What is expected →
Present every line in which the string "Electrode" appears.
# Record extracts start
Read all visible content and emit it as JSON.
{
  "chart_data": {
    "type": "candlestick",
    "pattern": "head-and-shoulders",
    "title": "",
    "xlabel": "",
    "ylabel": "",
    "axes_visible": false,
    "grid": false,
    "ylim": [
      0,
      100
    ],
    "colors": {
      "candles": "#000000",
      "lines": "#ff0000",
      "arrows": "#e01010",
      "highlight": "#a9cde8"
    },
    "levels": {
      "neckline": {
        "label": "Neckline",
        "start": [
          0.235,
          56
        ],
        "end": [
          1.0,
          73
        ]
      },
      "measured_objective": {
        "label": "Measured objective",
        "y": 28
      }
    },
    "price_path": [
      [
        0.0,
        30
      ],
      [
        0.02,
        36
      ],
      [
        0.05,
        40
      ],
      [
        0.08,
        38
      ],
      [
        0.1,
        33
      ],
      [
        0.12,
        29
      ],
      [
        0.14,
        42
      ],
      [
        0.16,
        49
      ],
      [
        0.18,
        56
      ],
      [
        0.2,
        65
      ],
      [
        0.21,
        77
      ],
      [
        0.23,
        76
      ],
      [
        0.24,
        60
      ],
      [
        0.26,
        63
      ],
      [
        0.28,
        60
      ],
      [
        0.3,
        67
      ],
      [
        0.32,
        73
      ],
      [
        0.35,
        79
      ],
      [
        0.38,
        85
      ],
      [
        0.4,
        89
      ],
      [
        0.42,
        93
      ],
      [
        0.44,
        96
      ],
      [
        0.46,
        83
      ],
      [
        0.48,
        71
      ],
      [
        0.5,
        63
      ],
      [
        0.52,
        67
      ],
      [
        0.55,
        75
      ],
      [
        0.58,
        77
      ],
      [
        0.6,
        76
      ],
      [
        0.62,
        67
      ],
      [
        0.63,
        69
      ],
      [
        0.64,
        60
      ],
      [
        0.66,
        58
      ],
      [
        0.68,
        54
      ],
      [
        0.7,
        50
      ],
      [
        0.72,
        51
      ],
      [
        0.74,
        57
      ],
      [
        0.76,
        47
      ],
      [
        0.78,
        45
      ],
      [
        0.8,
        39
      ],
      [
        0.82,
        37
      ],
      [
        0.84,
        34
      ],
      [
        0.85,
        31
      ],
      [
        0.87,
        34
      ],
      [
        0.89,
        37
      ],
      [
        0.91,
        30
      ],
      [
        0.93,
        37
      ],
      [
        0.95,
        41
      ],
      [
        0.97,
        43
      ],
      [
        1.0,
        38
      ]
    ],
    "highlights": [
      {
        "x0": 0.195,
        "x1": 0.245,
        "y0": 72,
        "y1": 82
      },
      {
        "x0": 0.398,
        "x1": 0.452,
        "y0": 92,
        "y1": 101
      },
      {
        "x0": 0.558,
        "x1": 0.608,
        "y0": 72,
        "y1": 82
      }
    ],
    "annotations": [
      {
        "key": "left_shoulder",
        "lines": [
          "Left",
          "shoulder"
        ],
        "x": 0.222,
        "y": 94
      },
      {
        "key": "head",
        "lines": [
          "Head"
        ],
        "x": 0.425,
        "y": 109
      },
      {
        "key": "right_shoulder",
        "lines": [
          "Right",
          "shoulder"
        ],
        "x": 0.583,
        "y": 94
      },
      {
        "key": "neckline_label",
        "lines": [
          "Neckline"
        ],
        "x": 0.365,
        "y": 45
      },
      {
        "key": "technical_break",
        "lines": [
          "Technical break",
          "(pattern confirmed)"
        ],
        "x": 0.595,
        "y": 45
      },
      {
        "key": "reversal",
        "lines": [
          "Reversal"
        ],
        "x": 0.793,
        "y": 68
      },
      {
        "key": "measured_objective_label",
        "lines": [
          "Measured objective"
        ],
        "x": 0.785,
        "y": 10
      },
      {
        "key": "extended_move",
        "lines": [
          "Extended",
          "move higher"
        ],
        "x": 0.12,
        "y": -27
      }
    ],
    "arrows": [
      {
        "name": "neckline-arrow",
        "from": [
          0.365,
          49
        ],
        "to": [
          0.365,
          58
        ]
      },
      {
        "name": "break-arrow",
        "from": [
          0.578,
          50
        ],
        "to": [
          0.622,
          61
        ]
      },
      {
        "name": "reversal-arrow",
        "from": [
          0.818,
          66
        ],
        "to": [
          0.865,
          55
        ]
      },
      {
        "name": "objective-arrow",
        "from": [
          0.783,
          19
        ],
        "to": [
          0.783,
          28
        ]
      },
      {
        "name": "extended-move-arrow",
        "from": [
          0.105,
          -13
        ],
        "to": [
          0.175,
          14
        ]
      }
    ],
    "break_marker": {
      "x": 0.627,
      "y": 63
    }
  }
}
# Record extracts end
# Record extracts start
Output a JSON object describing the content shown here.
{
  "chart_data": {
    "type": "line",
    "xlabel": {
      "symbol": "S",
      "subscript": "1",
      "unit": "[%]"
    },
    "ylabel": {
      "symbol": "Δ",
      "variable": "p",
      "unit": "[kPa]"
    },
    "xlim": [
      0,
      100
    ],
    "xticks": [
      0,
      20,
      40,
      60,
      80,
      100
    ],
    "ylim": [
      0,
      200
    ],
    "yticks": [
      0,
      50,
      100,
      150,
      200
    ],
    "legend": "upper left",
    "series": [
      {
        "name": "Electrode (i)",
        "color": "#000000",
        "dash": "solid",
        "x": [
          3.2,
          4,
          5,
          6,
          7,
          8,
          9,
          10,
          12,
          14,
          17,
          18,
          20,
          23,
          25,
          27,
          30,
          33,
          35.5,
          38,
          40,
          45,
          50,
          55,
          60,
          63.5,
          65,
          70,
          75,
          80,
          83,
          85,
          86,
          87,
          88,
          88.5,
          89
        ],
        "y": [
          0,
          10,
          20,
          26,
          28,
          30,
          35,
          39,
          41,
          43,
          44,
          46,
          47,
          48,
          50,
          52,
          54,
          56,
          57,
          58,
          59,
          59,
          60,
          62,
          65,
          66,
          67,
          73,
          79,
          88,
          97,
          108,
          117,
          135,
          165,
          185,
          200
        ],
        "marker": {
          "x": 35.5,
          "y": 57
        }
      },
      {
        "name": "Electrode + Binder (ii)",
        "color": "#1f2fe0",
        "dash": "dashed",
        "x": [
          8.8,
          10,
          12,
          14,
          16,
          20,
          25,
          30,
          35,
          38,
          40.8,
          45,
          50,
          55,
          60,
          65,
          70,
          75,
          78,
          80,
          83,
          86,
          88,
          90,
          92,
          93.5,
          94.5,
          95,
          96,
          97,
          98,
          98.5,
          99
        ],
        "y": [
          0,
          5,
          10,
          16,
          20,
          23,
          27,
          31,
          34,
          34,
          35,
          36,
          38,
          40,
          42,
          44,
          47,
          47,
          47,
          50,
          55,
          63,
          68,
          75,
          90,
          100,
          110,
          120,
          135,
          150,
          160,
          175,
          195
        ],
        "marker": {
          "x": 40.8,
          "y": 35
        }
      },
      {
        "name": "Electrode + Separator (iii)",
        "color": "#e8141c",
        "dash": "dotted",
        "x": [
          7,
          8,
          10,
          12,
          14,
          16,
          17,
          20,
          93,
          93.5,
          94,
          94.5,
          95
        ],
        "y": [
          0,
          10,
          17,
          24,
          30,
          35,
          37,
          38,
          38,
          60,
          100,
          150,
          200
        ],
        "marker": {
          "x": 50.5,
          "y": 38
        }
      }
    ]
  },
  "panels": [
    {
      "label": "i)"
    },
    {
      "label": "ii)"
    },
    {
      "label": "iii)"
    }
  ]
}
# Record extracts end
The response →
        "name": "Electrode (i)",
        "name": "Electrode + Binder (ii)",
        "name": "Electrode + Separator (iii)",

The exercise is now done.